───── Task input

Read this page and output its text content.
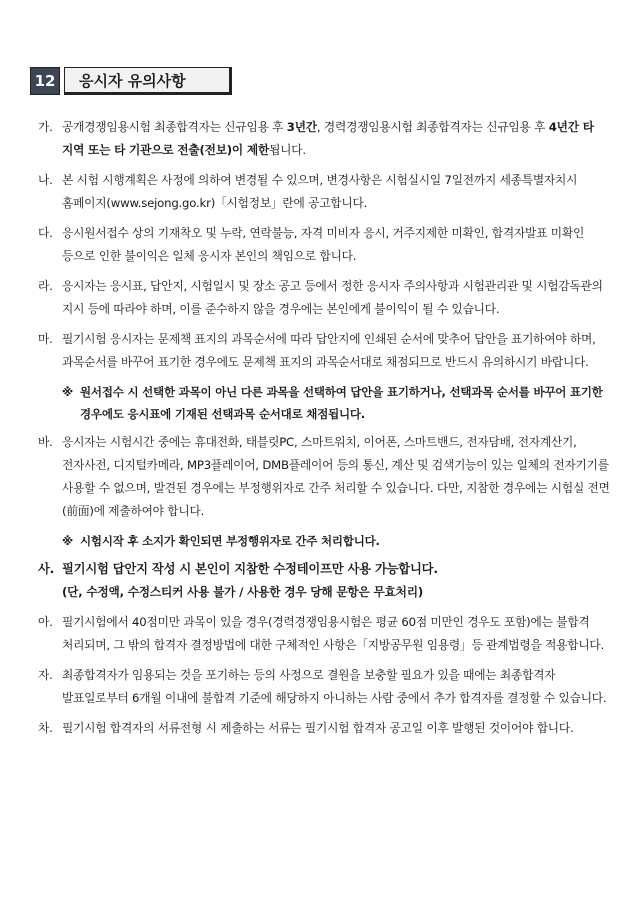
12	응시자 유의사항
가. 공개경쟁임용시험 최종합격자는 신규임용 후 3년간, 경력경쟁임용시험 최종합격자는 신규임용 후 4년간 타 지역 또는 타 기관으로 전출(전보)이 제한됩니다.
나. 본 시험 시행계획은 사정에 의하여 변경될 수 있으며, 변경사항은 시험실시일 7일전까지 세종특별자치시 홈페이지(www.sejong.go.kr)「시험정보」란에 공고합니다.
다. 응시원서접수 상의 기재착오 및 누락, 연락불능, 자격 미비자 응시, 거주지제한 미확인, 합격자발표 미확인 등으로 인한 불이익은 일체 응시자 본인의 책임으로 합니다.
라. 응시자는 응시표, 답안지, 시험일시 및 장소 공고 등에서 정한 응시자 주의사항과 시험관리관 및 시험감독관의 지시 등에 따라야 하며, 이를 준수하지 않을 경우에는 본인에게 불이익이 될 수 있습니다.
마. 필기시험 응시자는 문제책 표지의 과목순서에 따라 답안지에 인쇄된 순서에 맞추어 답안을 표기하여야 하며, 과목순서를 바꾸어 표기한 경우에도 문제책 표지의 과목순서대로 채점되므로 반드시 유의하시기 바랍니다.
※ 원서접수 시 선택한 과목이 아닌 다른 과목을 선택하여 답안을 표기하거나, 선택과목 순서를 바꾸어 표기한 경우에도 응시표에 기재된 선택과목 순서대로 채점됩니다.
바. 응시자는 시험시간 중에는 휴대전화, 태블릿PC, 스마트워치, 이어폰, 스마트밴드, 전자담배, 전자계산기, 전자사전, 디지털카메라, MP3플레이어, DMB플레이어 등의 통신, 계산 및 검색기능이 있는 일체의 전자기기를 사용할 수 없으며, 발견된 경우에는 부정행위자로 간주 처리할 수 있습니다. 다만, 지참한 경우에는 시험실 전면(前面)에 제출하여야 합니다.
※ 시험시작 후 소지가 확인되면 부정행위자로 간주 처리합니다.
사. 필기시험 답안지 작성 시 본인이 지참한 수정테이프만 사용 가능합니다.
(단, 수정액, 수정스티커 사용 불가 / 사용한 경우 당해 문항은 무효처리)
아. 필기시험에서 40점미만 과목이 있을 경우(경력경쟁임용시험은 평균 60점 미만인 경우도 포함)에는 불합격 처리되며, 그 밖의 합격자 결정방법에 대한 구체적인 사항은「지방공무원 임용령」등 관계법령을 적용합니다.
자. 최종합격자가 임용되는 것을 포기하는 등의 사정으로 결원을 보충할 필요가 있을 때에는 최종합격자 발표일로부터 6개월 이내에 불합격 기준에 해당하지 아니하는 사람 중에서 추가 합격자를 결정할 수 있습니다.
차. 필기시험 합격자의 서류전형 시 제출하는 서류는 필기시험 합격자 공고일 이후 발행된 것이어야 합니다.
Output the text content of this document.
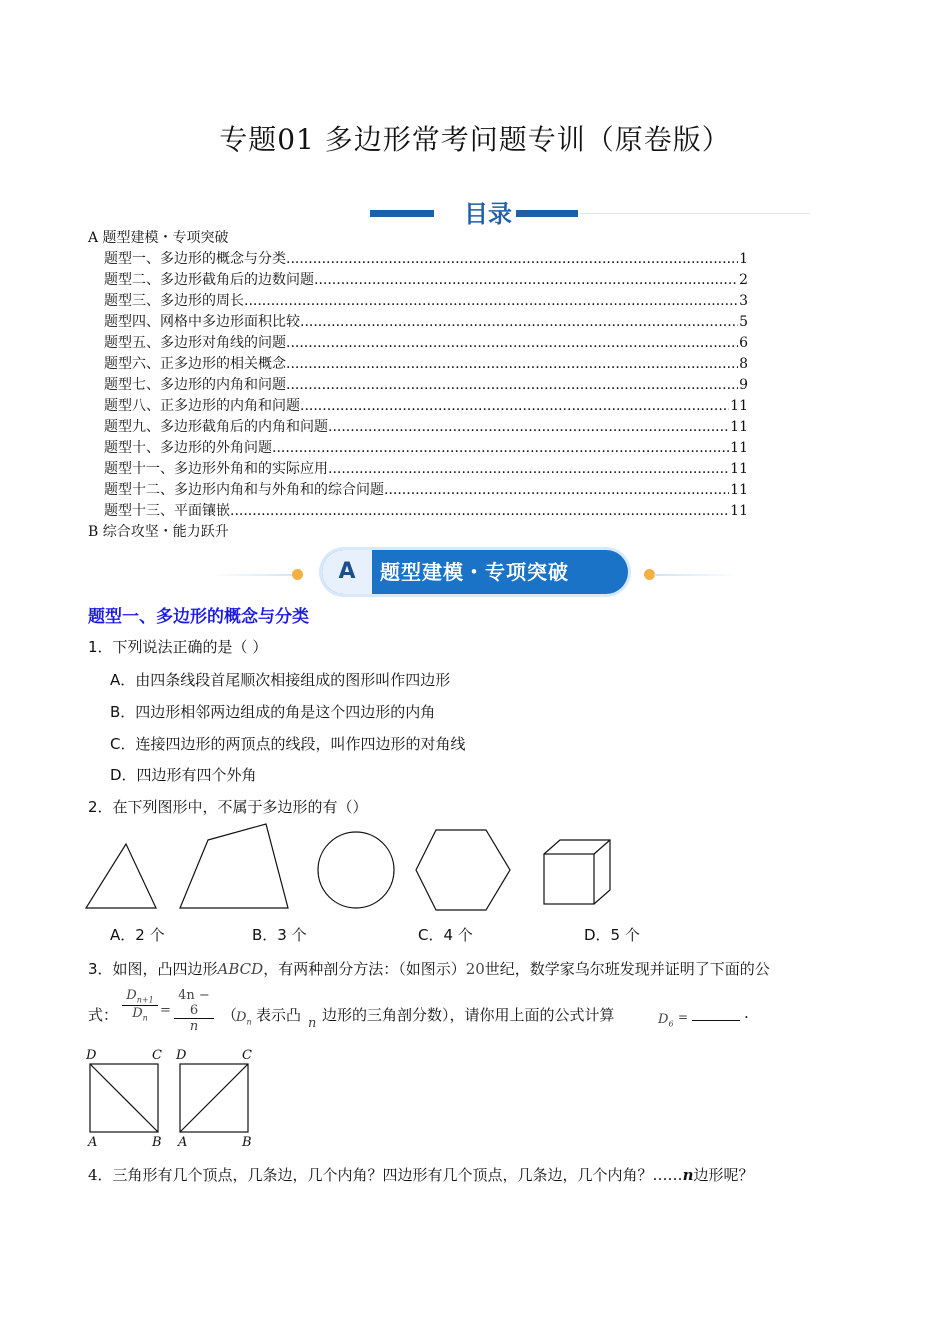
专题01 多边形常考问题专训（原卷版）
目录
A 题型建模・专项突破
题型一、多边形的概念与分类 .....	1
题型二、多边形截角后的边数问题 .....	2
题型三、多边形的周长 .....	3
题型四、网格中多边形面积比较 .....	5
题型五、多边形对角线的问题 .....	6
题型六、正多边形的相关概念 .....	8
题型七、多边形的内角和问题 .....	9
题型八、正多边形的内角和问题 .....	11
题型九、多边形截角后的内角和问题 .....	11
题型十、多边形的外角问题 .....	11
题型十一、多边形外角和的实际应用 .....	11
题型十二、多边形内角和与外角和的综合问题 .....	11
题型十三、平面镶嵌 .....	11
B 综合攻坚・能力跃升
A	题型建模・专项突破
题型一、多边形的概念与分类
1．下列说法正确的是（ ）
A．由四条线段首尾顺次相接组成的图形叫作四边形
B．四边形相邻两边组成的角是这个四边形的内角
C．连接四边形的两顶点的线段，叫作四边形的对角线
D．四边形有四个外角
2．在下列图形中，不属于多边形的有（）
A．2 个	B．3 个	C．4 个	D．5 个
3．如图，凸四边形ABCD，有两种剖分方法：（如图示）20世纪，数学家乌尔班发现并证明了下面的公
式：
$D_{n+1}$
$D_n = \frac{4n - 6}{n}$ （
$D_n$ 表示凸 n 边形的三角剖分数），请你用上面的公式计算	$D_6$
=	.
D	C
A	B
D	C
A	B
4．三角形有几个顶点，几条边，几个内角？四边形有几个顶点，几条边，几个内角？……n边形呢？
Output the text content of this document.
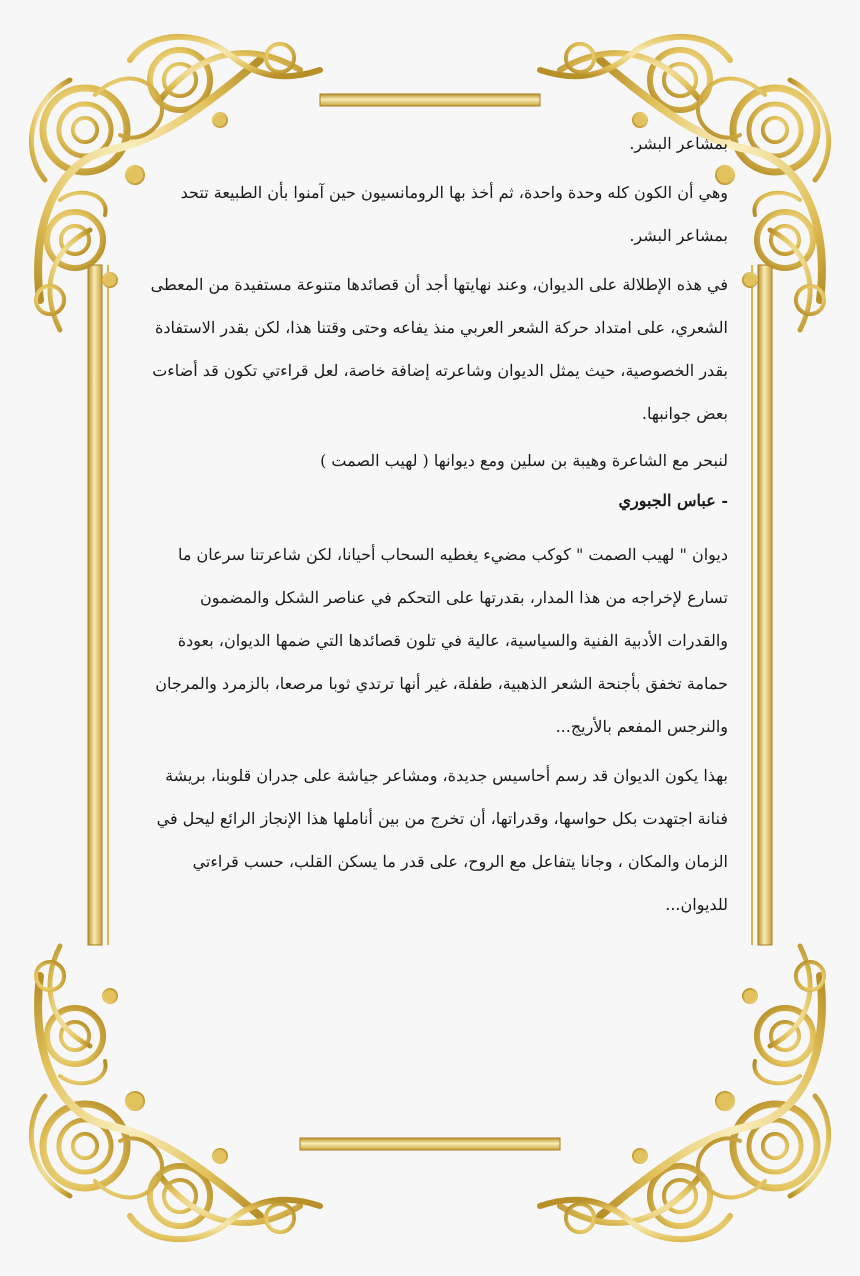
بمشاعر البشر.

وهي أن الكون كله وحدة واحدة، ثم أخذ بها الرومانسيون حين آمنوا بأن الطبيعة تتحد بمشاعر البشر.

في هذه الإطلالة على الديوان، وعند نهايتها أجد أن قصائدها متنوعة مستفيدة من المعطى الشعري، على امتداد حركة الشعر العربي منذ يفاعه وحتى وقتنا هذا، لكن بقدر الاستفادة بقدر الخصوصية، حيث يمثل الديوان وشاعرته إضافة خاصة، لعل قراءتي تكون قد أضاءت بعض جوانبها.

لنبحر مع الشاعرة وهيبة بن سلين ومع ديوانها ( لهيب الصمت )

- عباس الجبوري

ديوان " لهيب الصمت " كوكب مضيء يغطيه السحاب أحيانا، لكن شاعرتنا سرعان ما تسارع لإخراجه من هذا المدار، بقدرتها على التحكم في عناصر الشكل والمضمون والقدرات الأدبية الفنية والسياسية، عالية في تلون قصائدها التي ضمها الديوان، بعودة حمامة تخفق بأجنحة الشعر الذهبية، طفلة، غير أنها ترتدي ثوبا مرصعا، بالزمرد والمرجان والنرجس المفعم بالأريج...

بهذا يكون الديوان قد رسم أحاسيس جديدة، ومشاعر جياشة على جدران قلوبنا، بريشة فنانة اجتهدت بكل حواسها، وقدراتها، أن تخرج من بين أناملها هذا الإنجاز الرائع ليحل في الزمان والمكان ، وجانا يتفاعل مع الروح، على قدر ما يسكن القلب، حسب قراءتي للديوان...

──────────
───── Task input

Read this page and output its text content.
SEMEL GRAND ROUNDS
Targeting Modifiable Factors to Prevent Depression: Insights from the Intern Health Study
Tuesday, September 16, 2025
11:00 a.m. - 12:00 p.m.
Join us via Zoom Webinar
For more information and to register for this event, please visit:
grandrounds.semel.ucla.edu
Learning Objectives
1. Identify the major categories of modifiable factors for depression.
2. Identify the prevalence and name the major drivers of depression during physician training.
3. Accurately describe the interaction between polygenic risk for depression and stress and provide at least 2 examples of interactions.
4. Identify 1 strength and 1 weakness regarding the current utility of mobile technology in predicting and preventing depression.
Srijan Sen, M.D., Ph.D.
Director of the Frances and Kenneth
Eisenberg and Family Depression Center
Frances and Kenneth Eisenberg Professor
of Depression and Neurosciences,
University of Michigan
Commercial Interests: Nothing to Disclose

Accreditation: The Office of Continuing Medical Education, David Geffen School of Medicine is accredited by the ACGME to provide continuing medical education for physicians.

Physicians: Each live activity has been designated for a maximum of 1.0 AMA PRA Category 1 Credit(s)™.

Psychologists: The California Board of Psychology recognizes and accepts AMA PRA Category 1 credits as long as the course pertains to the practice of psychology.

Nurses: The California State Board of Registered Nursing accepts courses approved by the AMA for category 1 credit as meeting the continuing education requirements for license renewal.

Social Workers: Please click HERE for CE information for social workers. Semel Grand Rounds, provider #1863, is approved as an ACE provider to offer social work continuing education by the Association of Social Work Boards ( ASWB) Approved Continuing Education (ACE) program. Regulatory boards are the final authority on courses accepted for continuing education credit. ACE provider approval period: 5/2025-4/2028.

──────────

# What you need to do:
Where a line in the material contains "الصمت", copy that line.

# Exercise output:
لنبحر مع الشاعرة وهيبة بن سلين ومع ديوانها ( لهيب الصمت )
ديوان " لهيب الصمت " كوكب مضيء يغطيه السحاب أحيانا، لكن شاعرتنا سرعان ما تسارع لإخراجه من هذا المدار، بقدرتها على التحكم في عناصر الشكل والمضمون والقدرات الأدبية الفنية والسياسية، عالية في تلون قصائدها التي ضمها الديوان، بعودة حمامة تخفق بأجنحة الشعر الذهبية، طفلة، غير أنها ترتدي ثوبا مرصعا، بالزمرد والمرجان والنرجس المفعم بالأريج...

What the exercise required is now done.